WRITTEN TASK: Transcribe all of the records precisely as they are presented.

[START OF EXTRACTED ENTRIES]

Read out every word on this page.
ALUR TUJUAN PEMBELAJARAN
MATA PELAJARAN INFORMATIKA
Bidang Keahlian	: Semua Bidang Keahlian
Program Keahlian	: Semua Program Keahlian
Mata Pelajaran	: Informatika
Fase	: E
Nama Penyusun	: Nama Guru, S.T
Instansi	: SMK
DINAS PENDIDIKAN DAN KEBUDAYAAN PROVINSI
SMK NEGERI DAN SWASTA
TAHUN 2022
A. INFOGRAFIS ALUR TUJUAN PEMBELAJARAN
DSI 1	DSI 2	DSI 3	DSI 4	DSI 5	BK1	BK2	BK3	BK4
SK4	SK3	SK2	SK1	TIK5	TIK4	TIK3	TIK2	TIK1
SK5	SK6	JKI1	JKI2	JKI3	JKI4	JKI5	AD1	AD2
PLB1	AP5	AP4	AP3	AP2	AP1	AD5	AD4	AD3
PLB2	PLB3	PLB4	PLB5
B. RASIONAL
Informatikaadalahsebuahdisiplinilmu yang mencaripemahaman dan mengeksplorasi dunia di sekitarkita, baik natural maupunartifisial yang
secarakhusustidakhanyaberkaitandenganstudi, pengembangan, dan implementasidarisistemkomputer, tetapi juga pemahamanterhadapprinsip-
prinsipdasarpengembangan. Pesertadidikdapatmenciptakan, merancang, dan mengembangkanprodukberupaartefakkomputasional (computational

[END OF EXTRACTED ENTRIES]

RESPONSE TO THE EXERCISE:
Read out every word on this page.
ALUR TUJUAN PEMBELAJARAN
MATA PELAJARAN INFORMATIKA
Bidang Keahlian	: Semua Bidang Keahlian
Program Keahlian	: Semua Program Keahlian
Mata Pelajaran	: Informatika
Fase	: E
Nama Penyusun	: Nama Guru, S.T
Instansi	: SMK
DINAS PENDIDIKAN DAN KEBUDAYAAN PROVINSI
SMK NEGERI DAN SWASTA
TAHUN 2022
A. INFOGRAFIS ALUR TUJUAN PEMBELAJARAN
DSI 1	DSI 2	DSI 3	DSI 4	DSI 5	BK1	BK2	BK3	BK4
SK4	SK3	SK2	SK1	TIK5	TIK4	TIK3	TIK2	TIK1
SK5	SK6	JKI1	JKI2	JKI3	JKI4	JKI5	AD1	AD2
PLB1	AP5	AP4	AP3	AP2	AP1	AD5	AD4	AD3
PLB2	PLB3	PLB4	PLB5
B. RASIONAL
Informatikaadalahsebuahdisiplinilmu yang mencaripemahaman dan mengeksplorasi dunia di sekitarkita, baik natural maupunartifisial yang
secarakhusustidakhanyaberkaitandenganstudi, pengembangan, dan implementasidarisistemkomputer, tetapi juga pemahamanterhadapprinsip-
prinsipdasarpengembangan. Pesertadidikdapatmenciptakan, merancang, dan mengembangkanprodukberupaartefakkomputasional (computational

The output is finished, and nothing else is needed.